◆ **Set problem**: Wherever a line holds the word "structure", copy that line out.

┌─ Data shown

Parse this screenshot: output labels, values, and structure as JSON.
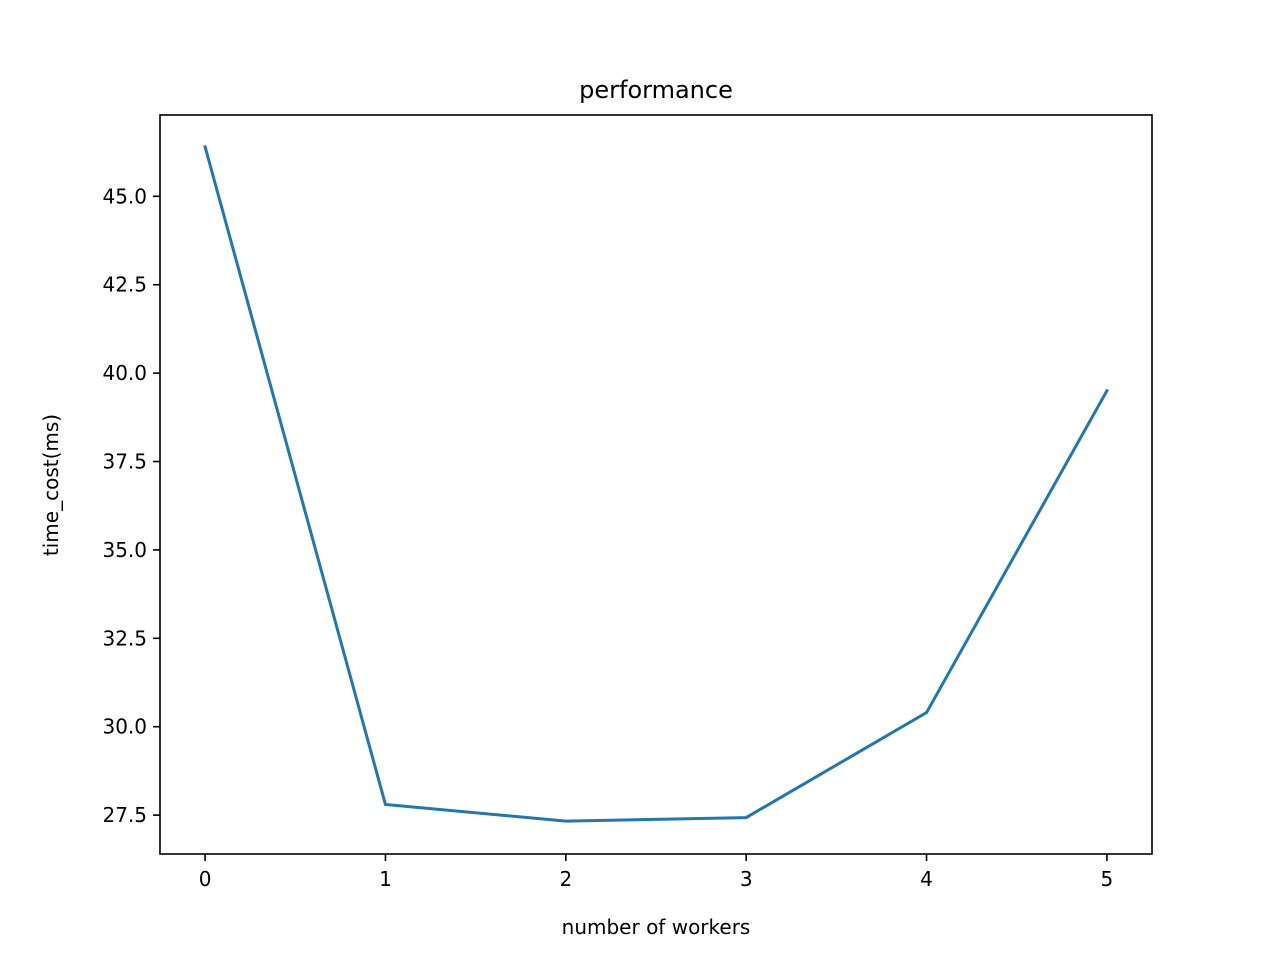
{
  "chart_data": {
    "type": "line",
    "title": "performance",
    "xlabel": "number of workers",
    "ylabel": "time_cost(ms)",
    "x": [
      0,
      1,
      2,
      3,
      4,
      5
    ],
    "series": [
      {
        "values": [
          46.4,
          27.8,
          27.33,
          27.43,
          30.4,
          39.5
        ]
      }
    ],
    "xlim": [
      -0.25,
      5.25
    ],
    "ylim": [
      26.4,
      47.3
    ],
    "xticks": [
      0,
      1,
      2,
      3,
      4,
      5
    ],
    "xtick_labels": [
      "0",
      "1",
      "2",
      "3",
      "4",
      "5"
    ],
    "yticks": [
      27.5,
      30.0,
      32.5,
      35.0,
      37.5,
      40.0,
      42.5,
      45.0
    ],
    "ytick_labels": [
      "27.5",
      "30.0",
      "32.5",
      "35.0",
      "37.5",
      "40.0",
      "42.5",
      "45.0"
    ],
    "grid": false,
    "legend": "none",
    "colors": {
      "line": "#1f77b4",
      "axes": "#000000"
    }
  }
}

└─
┌─ Data shown

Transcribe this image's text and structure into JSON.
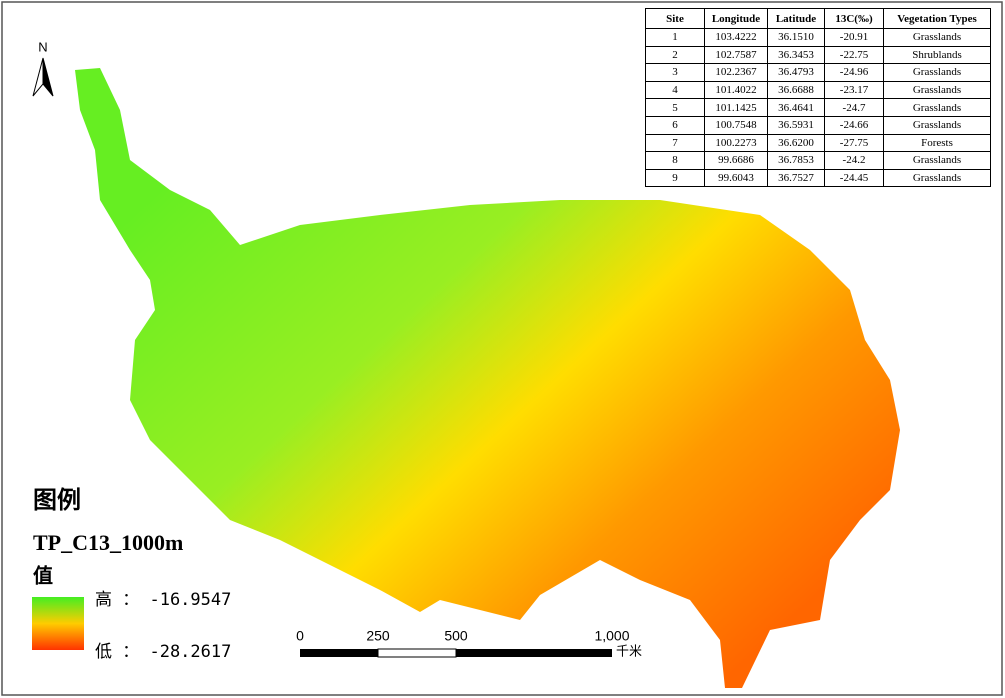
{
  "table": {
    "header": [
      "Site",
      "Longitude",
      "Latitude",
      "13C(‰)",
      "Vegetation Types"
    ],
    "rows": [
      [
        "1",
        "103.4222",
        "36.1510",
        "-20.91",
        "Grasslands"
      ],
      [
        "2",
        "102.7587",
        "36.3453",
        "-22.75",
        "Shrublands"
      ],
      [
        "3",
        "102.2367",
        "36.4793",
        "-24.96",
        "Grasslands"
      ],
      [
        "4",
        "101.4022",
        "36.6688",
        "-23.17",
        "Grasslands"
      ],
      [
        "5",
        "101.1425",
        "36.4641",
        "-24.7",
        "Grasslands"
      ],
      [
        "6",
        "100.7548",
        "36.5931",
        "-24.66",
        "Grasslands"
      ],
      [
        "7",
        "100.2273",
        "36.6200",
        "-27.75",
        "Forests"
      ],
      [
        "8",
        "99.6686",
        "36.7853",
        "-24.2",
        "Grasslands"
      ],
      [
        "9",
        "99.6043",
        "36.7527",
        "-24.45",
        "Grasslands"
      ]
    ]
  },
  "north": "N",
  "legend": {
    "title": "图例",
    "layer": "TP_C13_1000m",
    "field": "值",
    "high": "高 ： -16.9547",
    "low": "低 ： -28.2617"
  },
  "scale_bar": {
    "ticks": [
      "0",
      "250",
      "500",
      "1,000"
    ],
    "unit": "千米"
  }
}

└─

◆ **Exercise answer**:
Parse this screenshot: output labels, values, and structure as JSON.
Transcribe this image's text and structure into JSON.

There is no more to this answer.